===== Records for this task =====

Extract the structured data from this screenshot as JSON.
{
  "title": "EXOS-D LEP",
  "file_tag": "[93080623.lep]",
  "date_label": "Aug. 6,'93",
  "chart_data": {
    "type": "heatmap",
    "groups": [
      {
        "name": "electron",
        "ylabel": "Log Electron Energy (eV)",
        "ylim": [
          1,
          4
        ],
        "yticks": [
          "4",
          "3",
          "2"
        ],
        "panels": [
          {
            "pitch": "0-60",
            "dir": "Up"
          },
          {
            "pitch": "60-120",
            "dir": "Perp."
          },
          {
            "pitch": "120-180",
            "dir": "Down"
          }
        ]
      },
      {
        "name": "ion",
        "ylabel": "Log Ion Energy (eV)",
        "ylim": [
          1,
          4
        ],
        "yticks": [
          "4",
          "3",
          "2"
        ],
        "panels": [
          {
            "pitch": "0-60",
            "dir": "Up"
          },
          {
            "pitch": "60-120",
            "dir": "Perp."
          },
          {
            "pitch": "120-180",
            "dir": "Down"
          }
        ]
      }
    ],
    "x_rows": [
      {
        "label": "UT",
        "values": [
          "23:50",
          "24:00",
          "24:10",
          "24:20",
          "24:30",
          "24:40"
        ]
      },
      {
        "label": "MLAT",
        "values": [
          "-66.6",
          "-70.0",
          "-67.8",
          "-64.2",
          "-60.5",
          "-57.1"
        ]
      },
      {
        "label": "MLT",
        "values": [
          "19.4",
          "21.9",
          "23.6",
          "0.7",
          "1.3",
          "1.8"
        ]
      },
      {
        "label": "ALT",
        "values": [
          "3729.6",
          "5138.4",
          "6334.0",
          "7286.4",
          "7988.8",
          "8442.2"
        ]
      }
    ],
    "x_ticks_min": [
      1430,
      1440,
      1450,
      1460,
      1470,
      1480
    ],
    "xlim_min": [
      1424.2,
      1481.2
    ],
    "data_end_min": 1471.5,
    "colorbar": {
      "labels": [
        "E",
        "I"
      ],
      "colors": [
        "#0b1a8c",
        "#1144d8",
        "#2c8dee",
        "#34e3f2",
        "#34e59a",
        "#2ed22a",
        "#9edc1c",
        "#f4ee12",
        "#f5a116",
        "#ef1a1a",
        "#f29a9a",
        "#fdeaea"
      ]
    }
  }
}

=====

Work required:
Quote every record above exactly.

Finished task:
Extract the structured data from this screenshot as JSON.
{
  "title": "EXOS-D LEP",
  "file_tag": "[93080623.lep]",
  "date_label": "Aug. 6,'93",
  "chart_data": {
    "type": "heatmap",
    "groups": [
      {
        "name": "electron",
        "ylabel": "Log Electron Energy (eV)",
        "ylim": [
          1,
          4
        ],
        "yticks": [
          "4",
          "3",
          "2"
        ],
        "panels": [
          {
            "pitch": "0-60",
            "dir": "Up"
          },
          {
            "pitch": "60-120",
            "dir": "Perp."
          },
          {
            "pitch": "120-180",
            "dir": "Down"
          }
        ]
      },
      {
        "name": "ion",
        "ylabel": "Log Ion Energy (eV)",
        "ylim": [
          1,
          4
        ],
        "yticks": [
          "4",
          "3",
          "2"
        ],
        "panels": [
          {
            "pitch": "0-60",
            "dir": "Up"
          },
          {
            "pitch": "60-120",
            "dir": "Perp."
          },
          {
            "pitch": "120-180",
            "dir": "Down"
          }
        ]
      }
    ],
    "x_rows": [
      {
        "label": "UT",
        "values": [
          "23:50",
          "24:00",
          "24:10",
          "24:20",
          "24:30",
          "24:40"
        ]
      },
      {
        "label": "MLAT",
        "values": [
          "-66.6",
          "-70.0",
          "-67.8",
          "-64.2",
          "-60.5",
          "-57.1"
        ]
      },
      {
        "label": "MLT",
        "values": [
          "19.4",
          "21.9",
          "23.6",
          "0.7",
          "1.3",
          "1.8"
        ]
      },
      {
        "label": "ALT",
        "values": [
          "3729.6",
          "5138.4",
          "6334.0",
          "7286.4",
          "7988.8",
          "8442.2"
        ]
      }
    ],
    "x_ticks_min": [
      1430,
      1440,
      1450,
      1460,
      1470,
      1480
    ],
    "xlim_min": [
      1424.2,
      1481.2
    ],
    "data_end_min": 1471.5,
    "colorbar": {
      "labels": [
        "E",
        "I"
      ],
      "colors": [
        "#0b1a8c",
        "#1144d8",
        "#2c8dee",
        "#34e3f2",
        "#34e59a",
        "#2ed22a",
        "#9edc1c",
        "#f4ee12",
        "#f5a116",
        "#ef1a1a",
        "#f29a9a",
        "#fdeaea"
      ]
    }
  }
}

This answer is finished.